_Consigne_
Pouvez-vous recopier le passage fourni depuis « En 2013, Ibrahim » jusqu'à « est censée combattre. » inclus, en remplaçant « Ibrahim Boubacar Keïta » par « IBK » ?

Les déconvenues commencent dès son premier mois d’entrée en fonctions. À Gao, où il se rend avec une délégation gouvernementale à la suite de la mort de plusieurs personnes lors d’une manifestation, il promet l’ouverture d’une enquête pour situer les responsabilités. Mais celle-ci est rapidement refermée. «[Dès] les premières convocations adressées aux gens, j’ai été assailli de demandes pour reporter tout cela ou différer pour éviter des vagues et des remises en cause… au nom de la paix sociale…»
En 2013, Ibrahim Boubacar Keïta, alors candidat à la présidentielle, avait pris l’engagement de mettre «fin à l’impunité, aux passe-droits qui sont à l’origine du dévoiement des institutions judiciaires et étatiques». En 2018, alors en campagne pour un second mandat, il déclarait que «des efforts […] déployés pour mettre fin aux dérives nées de la corruption, de l’arbitraire et de l’impunité […] n’ont pas produit tous les effets attendus de nos populations». Un euphémisme, tant la justice est décrite dans ce livre comme gangrenée par la corruption qu’elle est censée combattre.

_Données à examiner_
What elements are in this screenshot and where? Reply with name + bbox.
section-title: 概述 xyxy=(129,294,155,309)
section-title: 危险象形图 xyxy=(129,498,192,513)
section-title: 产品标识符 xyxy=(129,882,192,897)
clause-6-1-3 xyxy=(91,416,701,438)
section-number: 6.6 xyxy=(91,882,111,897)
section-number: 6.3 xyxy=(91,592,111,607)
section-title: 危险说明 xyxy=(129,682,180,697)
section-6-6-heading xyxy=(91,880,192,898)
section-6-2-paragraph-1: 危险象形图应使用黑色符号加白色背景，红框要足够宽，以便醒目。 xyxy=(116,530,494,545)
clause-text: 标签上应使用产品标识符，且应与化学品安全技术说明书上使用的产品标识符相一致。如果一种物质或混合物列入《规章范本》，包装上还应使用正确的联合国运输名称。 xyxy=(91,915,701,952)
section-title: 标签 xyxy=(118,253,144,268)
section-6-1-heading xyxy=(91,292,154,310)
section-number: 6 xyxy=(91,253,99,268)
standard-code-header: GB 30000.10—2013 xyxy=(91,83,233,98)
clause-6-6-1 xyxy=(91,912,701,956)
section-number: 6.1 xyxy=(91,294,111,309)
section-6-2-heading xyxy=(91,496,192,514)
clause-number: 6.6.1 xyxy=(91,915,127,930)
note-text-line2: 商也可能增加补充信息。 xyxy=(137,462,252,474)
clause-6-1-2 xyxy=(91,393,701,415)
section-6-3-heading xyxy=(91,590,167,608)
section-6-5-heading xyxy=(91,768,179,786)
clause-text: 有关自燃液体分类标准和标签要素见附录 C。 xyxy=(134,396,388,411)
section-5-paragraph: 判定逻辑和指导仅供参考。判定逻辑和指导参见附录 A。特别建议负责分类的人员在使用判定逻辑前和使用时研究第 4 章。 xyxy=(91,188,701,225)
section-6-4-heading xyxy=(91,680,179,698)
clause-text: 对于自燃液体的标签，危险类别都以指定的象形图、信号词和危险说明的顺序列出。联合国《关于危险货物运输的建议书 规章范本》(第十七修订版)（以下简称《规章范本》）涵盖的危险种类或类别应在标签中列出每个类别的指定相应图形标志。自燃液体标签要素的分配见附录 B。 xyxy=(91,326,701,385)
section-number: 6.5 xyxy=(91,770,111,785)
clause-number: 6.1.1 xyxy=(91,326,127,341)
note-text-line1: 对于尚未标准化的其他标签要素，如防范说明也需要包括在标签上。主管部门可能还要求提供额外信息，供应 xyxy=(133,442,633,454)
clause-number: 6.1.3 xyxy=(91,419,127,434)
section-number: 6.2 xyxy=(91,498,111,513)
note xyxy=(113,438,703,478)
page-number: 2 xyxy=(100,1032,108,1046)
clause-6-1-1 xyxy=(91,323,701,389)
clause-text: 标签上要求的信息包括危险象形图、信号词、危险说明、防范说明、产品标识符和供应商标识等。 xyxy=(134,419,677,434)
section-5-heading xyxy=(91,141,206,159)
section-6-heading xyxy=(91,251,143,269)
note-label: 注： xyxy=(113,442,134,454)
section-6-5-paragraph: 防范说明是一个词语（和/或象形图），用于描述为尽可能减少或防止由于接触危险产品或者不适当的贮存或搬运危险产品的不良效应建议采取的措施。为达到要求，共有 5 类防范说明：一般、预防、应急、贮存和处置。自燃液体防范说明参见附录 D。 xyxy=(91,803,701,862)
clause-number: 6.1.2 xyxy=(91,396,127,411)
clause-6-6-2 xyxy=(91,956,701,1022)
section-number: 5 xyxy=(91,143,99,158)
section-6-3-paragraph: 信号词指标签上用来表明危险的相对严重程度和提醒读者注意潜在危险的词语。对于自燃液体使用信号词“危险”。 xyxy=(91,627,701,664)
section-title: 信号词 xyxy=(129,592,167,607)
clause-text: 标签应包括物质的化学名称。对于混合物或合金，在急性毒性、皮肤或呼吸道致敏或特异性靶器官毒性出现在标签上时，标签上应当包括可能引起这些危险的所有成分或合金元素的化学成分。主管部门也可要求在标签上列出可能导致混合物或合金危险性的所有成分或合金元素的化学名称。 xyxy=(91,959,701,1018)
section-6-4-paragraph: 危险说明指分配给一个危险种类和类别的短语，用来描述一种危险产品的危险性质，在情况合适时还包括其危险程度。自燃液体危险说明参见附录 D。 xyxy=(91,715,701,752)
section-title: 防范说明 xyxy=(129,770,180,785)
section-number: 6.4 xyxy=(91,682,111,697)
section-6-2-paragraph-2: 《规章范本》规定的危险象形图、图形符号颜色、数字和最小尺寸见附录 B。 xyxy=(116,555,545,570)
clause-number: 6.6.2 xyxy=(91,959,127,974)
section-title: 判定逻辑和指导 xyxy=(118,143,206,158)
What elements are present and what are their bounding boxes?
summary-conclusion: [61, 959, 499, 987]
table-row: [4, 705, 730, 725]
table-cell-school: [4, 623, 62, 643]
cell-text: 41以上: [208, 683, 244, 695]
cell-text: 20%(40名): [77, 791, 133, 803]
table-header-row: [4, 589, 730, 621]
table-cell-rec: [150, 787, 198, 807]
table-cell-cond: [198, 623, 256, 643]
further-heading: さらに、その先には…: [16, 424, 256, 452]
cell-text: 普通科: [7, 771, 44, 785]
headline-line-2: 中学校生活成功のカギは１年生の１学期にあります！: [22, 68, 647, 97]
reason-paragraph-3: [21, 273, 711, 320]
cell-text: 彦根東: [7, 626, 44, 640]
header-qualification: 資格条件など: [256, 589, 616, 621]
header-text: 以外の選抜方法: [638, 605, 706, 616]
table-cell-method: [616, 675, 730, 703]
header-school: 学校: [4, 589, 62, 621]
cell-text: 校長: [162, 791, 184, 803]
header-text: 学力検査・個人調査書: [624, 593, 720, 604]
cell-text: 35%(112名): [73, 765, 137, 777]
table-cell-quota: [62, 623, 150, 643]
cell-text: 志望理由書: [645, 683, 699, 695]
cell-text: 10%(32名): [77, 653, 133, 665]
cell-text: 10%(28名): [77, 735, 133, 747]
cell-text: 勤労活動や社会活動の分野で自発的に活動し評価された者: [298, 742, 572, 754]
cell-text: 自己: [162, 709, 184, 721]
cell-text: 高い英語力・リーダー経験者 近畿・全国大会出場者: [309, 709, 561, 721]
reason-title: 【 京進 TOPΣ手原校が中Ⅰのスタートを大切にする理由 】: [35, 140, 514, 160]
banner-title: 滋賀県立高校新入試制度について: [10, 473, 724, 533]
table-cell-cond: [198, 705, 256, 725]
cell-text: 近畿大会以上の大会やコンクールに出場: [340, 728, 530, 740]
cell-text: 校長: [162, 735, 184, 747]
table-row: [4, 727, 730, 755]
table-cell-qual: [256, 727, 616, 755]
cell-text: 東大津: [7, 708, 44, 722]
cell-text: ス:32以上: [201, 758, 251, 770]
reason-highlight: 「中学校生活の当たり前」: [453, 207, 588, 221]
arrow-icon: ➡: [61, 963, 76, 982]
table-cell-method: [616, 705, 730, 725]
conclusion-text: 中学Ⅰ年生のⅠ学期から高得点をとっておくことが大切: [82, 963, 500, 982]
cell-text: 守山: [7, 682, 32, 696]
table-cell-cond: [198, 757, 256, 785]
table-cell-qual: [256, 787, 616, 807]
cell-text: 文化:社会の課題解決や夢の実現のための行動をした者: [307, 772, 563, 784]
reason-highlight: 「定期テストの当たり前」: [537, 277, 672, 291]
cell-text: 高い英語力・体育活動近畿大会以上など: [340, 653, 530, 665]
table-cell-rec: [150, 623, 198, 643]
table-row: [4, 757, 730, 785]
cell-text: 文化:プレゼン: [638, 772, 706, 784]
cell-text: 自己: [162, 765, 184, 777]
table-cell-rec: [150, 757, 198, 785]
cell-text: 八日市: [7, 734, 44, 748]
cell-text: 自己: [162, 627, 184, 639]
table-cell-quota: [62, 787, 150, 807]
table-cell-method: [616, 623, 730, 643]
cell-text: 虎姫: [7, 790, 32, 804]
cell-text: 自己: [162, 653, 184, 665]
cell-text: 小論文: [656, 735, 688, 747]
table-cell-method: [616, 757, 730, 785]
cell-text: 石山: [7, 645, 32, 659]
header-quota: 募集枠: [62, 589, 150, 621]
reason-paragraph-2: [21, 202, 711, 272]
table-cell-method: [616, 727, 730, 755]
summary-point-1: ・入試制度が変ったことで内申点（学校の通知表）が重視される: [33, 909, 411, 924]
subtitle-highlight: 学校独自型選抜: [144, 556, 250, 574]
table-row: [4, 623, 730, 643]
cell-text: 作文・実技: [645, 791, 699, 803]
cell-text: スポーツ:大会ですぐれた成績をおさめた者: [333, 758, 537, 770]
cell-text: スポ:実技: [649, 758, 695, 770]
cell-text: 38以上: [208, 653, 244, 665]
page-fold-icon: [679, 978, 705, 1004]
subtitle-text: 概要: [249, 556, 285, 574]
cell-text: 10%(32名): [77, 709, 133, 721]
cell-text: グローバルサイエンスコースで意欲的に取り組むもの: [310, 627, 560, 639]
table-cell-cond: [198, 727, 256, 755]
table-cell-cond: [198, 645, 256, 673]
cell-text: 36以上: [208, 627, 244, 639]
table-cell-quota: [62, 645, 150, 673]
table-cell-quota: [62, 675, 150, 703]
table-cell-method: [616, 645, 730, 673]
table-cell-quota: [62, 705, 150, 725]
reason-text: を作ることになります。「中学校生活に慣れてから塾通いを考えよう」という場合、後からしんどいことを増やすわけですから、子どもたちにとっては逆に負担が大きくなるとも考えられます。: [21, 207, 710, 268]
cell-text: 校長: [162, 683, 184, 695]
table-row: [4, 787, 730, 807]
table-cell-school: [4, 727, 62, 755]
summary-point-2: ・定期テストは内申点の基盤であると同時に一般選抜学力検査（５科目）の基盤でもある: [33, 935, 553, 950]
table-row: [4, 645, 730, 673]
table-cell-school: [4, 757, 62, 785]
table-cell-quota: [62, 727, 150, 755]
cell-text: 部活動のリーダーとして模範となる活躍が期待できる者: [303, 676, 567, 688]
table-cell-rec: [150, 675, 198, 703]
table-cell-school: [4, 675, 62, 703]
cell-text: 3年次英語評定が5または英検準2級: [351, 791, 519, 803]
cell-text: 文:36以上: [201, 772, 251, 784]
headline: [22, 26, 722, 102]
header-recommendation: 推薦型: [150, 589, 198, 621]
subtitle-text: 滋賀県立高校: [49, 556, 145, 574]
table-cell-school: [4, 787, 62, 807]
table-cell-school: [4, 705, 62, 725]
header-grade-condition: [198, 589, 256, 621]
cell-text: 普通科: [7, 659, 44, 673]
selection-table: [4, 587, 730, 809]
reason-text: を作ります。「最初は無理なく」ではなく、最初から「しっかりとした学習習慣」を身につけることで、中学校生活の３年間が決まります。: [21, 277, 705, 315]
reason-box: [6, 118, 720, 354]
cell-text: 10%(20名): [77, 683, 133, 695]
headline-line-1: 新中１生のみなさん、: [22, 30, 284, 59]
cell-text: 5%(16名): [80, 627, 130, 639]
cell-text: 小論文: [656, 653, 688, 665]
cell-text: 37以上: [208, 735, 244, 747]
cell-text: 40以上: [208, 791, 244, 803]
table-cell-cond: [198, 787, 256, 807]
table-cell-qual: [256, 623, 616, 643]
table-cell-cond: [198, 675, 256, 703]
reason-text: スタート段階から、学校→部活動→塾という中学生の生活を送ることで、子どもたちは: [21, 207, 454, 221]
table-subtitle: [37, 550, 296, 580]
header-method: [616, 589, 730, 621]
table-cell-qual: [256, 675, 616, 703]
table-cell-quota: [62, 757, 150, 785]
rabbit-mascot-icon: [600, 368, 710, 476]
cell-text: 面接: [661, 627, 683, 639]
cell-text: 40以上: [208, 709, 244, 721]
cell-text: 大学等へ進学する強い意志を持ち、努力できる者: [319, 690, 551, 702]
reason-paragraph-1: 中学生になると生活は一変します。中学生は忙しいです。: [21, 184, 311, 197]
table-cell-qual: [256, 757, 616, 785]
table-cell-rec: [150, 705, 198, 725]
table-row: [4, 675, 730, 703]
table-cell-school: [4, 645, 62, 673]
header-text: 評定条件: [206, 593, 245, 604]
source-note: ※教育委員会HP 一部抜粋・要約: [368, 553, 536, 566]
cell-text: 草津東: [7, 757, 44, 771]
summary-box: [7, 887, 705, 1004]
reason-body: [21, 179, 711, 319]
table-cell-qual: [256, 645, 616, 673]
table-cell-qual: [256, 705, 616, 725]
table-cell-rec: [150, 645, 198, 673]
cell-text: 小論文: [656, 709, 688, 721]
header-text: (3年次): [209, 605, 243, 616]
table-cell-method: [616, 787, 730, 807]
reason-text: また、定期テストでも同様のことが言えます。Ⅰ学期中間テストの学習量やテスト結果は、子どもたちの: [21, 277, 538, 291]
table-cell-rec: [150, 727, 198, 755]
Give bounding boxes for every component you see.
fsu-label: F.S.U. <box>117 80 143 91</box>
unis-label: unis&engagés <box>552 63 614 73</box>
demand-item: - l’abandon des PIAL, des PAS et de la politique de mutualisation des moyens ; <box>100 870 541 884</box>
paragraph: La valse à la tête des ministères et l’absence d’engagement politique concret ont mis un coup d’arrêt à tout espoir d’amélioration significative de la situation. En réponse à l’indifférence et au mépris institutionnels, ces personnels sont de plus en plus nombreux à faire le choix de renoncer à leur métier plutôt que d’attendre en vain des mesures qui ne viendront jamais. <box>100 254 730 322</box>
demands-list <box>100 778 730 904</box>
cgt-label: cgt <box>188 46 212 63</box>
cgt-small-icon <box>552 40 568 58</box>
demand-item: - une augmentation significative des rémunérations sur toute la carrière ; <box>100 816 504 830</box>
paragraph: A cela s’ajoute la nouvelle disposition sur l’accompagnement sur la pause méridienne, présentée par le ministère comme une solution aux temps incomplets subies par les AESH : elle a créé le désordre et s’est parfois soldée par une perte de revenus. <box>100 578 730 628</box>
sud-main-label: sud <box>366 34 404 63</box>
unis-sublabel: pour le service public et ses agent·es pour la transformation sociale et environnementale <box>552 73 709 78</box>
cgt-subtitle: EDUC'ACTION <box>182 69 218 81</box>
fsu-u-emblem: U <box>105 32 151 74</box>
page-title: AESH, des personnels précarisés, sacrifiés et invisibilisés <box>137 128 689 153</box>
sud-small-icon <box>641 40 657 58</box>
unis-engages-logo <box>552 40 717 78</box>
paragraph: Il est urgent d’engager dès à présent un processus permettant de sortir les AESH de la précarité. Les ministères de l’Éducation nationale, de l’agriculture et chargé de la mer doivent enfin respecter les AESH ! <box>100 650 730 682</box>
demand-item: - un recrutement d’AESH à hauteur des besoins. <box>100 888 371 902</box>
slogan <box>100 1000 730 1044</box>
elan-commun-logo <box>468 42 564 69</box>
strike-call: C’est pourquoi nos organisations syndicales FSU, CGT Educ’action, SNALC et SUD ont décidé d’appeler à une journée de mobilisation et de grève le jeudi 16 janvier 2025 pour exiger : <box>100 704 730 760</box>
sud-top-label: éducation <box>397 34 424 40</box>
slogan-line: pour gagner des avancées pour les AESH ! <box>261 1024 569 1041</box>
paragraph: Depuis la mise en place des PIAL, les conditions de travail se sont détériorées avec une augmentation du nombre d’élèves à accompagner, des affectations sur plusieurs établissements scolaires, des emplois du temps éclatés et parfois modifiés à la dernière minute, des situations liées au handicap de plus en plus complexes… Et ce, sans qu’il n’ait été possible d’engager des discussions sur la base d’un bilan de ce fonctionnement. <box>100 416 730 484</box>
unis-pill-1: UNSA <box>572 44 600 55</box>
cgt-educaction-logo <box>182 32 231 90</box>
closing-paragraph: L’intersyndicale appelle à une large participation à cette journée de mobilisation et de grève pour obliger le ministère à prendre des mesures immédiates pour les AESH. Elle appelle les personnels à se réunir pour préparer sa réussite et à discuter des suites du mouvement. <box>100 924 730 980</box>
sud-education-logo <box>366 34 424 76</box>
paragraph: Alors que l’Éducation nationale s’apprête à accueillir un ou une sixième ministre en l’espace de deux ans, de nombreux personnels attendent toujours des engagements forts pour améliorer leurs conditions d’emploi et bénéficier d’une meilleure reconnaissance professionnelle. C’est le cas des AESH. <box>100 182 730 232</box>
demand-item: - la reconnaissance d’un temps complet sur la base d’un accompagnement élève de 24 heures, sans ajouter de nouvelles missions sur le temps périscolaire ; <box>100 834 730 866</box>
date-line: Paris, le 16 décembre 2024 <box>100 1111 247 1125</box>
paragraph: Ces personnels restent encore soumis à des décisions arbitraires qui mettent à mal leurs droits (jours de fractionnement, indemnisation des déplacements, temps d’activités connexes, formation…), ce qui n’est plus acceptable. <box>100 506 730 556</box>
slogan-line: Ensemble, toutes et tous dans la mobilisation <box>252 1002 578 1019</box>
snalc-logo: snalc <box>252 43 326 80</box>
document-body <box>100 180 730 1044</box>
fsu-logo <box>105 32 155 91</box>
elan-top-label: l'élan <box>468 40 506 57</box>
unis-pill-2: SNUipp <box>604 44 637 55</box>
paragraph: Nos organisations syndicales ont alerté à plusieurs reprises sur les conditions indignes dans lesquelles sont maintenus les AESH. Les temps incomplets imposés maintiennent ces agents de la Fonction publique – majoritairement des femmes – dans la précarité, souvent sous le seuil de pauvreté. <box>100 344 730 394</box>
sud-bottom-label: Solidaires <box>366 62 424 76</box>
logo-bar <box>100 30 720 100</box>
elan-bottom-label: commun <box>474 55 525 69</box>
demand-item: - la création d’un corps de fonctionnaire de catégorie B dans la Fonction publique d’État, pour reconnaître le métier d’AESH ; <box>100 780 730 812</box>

_Résultat_
En 2013, IBK, alors candidat à la présidentielle, avait pris l’engagement de mettre «fin à l’impunité, aux passe-droits qui sont à l’origine du dévoiement des institutions judiciaires et étatiques». En 2018, alors en campagne pour un second mandat, il déclarait que «des efforts […] déployés pour mettre fin aux dérives nées de la corruption, de l’arbitraire et de l’impunité […] n’ont pas produit tous les effets attendus de nos populations». Un euphémisme, tant la justice est décrite dans ce livre comme gangrenée par la corruption qu’elle est censée combattre.